**Written exercise**
Using the data below, copy each line that includes the word "letter".

**Supplied material**
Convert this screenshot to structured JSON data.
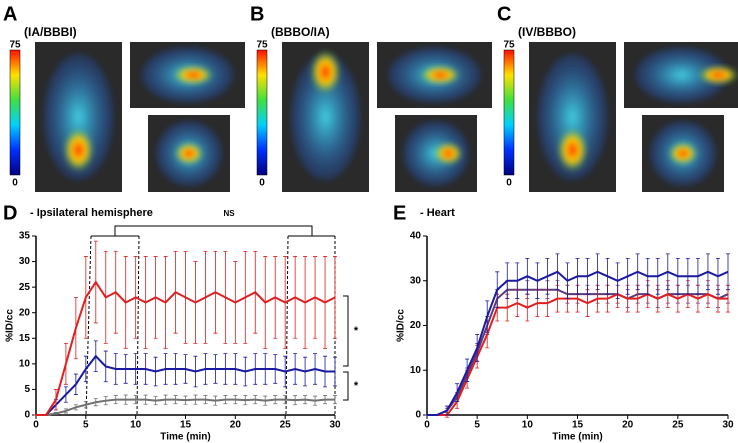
{
  "panels": [
    {
      "letter": "A",
      "label": "(IA/BBBI)",
      "color": "#1a1aa0",
      "colorbar_max": 75,
      "colorbar_min": 0
    },
    {
      "letter": "B",
      "label": "(BBBO/IA)",
      "color": "#e02020",
      "colorbar_max": 75,
      "colorbar_min": 0
    },
    {
      "letter": "C",
      "label": "(IV/BBBO)",
      "color": "#707070",
      "colorbar_max": 75,
      "colorbar_min": 0
    }
  ],
  "chart_data": [
    {
      "type": "line",
      "letter": "D",
      "title": "- Ipsilateral hemisphere",
      "xlabel": "Time (min)",
      "ylabel": "%ID/cc",
      "xlim": [
        0,
        30
      ],
      "xticks": [
        0,
        5,
        10,
        15,
        20,
        25,
        30
      ],
      "ylim": [
        0,
        35
      ],
      "yticks": [
        0,
        5,
        10,
        15,
        20,
        25,
        30,
        35
      ],
      "annotations": [
        "NS",
        "*",
        "*"
      ],
      "x": [
        0,
        1,
        2,
        3,
        4,
        5,
        6,
        7,
        8,
        9,
        10,
        11,
        12,
        13,
        14,
        15,
        16,
        17,
        18,
        19,
        20,
        21,
        22,
        23,
        24,
        25,
        26,
        27,
        28,
        29,
        30
      ],
      "series": [
        {
          "color": "#707070",
          "values": [
            0,
            0,
            0.3,
            0.8,
            1.5,
            2,
            2.5,
            2.8,
            3,
            3,
            3,
            3,
            2.8,
            3,
            3,
            2.9,
            3,
            3,
            2.8,
            3,
            3,
            2.9,
            3,
            2.8,
            3,
            3,
            2.9,
            3,
            2.8,
            3,
            3
          ],
          "errors": [
            0,
            0,
            0.2,
            0.4,
            0.5,
            0.6,
            0.7,
            0.8,
            0.8,
            0.9,
            0.8,
            0.9,
            0.8,
            0.9,
            0.8,
            0.8,
            0.9,
            0.8,
            0.9,
            0.8,
            0.8,
            0.9,
            0.8,
            0.9,
            0.8,
            0.8,
            0.9,
            0.8,
            0.9,
            0.8,
            0.8
          ]
        },
        {
          "color": "#1a1aa0",
          "values": [
            0,
            0,
            2,
            4,
            6,
            9,
            11.5,
            9.5,
            9,
            9,
            9,
            9,
            8.5,
            9,
            9,
            9,
            8.5,
            9,
            9,
            9,
            9,
            8.5,
            9,
            9,
            9,
            8.5,
            9,
            8.5,
            9,
            8.5,
            8.5
          ],
          "errors": [
            0,
            0,
            1,
            1.5,
            2,
            2.5,
            3,
            3,
            3,
            2.8,
            3,
            3,
            2.8,
            3,
            3,
            2.8,
            3,
            3,
            2.8,
            3,
            3,
            2.8,
            3,
            3,
            2.8,
            3,
            3,
            2.8,
            3,
            3,
            2.8
          ]
        },
        {
          "color": "#e02020",
          "values": [
            0,
            0,
            3,
            10,
            17,
            23,
            26,
            23,
            24,
            22,
            23,
            22,
            23,
            22,
            24,
            23,
            22,
            23,
            24,
            23,
            22,
            23,
            24,
            22,
            23,
            22,
            23,
            22,
            23,
            22,
            23
          ],
          "errors": [
            0,
            0,
            2,
            4,
            6,
            8,
            8,
            9,
            8,
            9,
            8,
            9,
            8,
            9,
            8,
            9,
            8,
            9,
            8,
            9,
            8,
            9,
            8,
            9,
            8,
            9,
            8,
            9,
            8,
            9,
            8
          ]
        }
      ]
    },
    {
      "type": "line",
      "letter": "E",
      "title": "- Heart",
      "xlabel": "Time (min)",
      "ylabel": "%ID/cc",
      "xlim": [
        0,
        30
      ],
      "xticks": [
        0,
        5,
        10,
        15,
        20,
        25,
        30
      ],
      "ylim": [
        0,
        40
      ],
      "yticks": [
        0,
        10,
        20,
        30,
        40
      ],
      "x": [
        0,
        1,
        2,
        3,
        4,
        5,
        6,
        7,
        8,
        9,
        10,
        11,
        12,
        13,
        14,
        15,
        16,
        17,
        18,
        19,
        20,
        21,
        22,
        23,
        24,
        25,
        26,
        27,
        28,
        29,
        30
      ],
      "series": [
        {
          "color": "#5a3a7a",
          "values": [
            0,
            0,
            1,
            4,
            9,
            14,
            20,
            26,
            28,
            28,
            28,
            28,
            28,
            28,
            27,
            27,
            27,
            27,
            27,
            27,
            26,
            27,
            27,
            26,
            27,
            27,
            27,
            27,
            27,
            26,
            27
          ],
          "errors": [
            0,
            0,
            0.5,
            1,
            1.5,
            2,
            2,
            2,
            2,
            2,
            2,
            2,
            2,
            2,
            2,
            2,
            2,
            2,
            2,
            2,
            2,
            2,
            2,
            2,
            2,
            2,
            2,
            2,
            2,
            2,
            2
          ]
        },
        {
          "color": "#e02020",
          "values": [
            0,
            0,
            0,
            3,
            8,
            13,
            18,
            24,
            24,
            25,
            24,
            25,
            25,
            26,
            26,
            26,
            25,
            26,
            26,
            27,
            26,
            26,
            27,
            26,
            27,
            26,
            27,
            26,
            27,
            26,
            26
          ],
          "errors": [
            0,
            0,
            0.5,
            1.5,
            2,
            2.5,
            3,
            3,
            3,
            3,
            3,
            3,
            3,
            3,
            3,
            3,
            3,
            3,
            3,
            3,
            3,
            3,
            3,
            3,
            3,
            3,
            3,
            3,
            3,
            3,
            3
          ]
        },
        {
          "color": "#1a1aa0",
          "values": [
            0,
            0,
            1,
            5,
            10,
            15,
            22,
            28,
            30,
            30,
            31,
            30,
            31,
            32,
            30,
            31,
            31,
            32,
            31,
            30,
            31,
            32,
            31,
            31,
            32,
            31,
            31,
            31,
            32,
            31,
            32
          ],
          "errors": [
            0,
            0,
            1,
            2,
            2.5,
            3,
            3.5,
            4,
            4,
            4,
            4,
            4,
            4,
            4,
            4,
            4,
            4,
            4,
            4,
            4,
            4,
            4,
            4,
            4,
            4,
            4,
            4,
            4,
            4,
            4,
            4
          ]
        }
      ]
    }
  ]
}
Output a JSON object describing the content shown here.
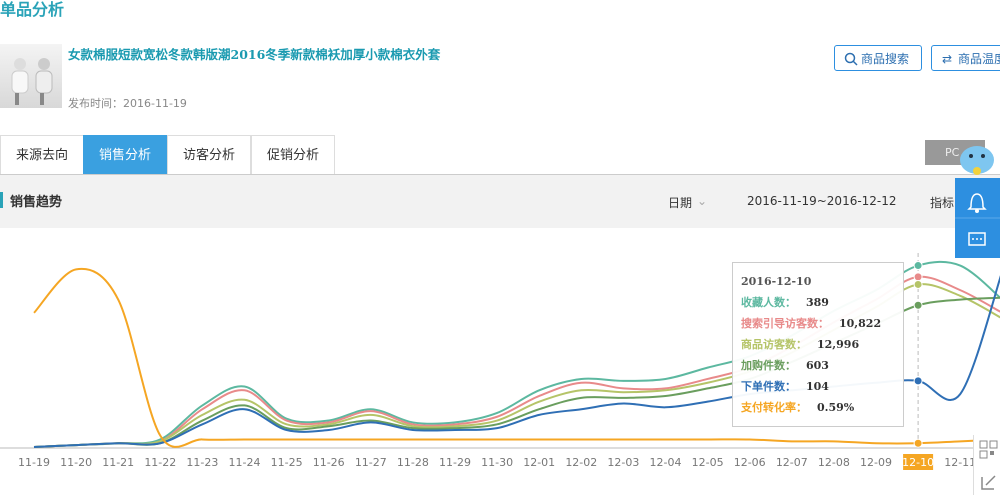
{
  "page_title": "单品分析",
  "product": {
    "title": "女款棉服短款宽松冬款韩版潮2016冬季新款棉袄加厚小款棉衣外套",
    "publish": "发布时间：2016-11-19"
  },
  "buttons": [
    "商品搜索",
    "商品温度"
  ],
  "tabs": [
    "来源去向",
    "销售分析",
    "访客分析",
    "促销分析"
  ],
  "device": "PC",
  "panel": {
    "title": "销售趋势",
    "date_label": "日期",
    "date_range": "2016-11-19~2016-12-12",
    "metric_label": "指标"
  },
  "chart_data": {
    "type": "line",
    "categories": [
      "11-19",
      "11-20",
      "11-21",
      "11-22",
      "11-23",
      "11-24",
      "11-25",
      "11-26",
      "11-27",
      "11-28",
      "11-29",
      "11-30",
      "12-01",
      "12-02",
      "12-03",
      "12-04",
      "12-05",
      "12-06",
      "12-07",
      "12-08",
      "12-09",
      "12-10",
      "12-11",
      null
    ],
    "ylim": [
      0,
      100
    ],
    "highlight": 21,
    "series": [
      {
        "color": "#5cb8a0",
        "values": [
          0,
          1,
          2,
          4,
          22,
          32,
          15,
          14,
          20,
          13,
          13,
          18,
          30,
          36,
          35,
          36,
          42,
          48,
          59,
          72,
          83,
          96,
          96,
          78
        ]
      },
      {
        "color": "#e88a8a",
        "values": [
          0,
          1,
          2,
          3,
          20,
          30,
          14,
          13,
          19,
          12,
          12,
          16,
          27,
          34,
          31,
          31,
          36,
          42,
          53,
          66,
          78,
          90,
          83,
          71
        ]
      },
      {
        "color": "#b5c468",
        "values": [
          0,
          1,
          2,
          3,
          17,
          25,
          12,
          12,
          17,
          11,
          11,
          14,
          24,
          30,
          29,
          30,
          34,
          40,
          50,
          62,
          74,
          86,
          80,
          68
        ]
      },
      {
        "color": "#6a9e5e",
        "values": [
          0,
          1,
          2,
          2,
          14,
          22,
          10,
          11,
          14,
          10,
          10,
          12,
          20,
          26,
          26,
          27,
          31,
          36,
          45,
          55,
          65,
          75,
          78,
          79
        ]
      },
      {
        "color": "#2f6fb5",
        "values": [
          0,
          1,
          2,
          2,
          12,
          20,
          9,
          9,
          13,
          9,
          9,
          10,
          17,
          20,
          23,
          21,
          24,
          28,
          30,
          32,
          34,
          35,
          28,
          93
        ]
      },
      {
        "color": "#f5a623",
        "values": [
          71,
          94,
          78,
          6,
          4,
          4,
          4,
          4,
          4,
          4,
          4,
          4,
          4,
          4,
          4,
          4,
          4,
          4,
          3,
          3,
          2,
          2,
          3,
          4
        ]
      }
    ]
  },
  "tooltip": {
    "date": "2016-12-10",
    "rows": [
      {
        "label": "收藏人数：",
        "value": "389"
      },
      {
        "label": "搜索引导访客数：",
        "value": "10,822"
      },
      {
        "label": "商品访客数：",
        "value": "12,996"
      },
      {
        "label": "加购件数：",
        "value": "603"
      },
      {
        "label": "下单件数：",
        "value": "104"
      },
      {
        "label": "支付转化率：",
        "value": "0.59%"
      }
    ]
  }
}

**Written reply**
      "letter": "A",
      "letter": "B",
      "letter": "C",
      "letter": "D",
      "letter": "E",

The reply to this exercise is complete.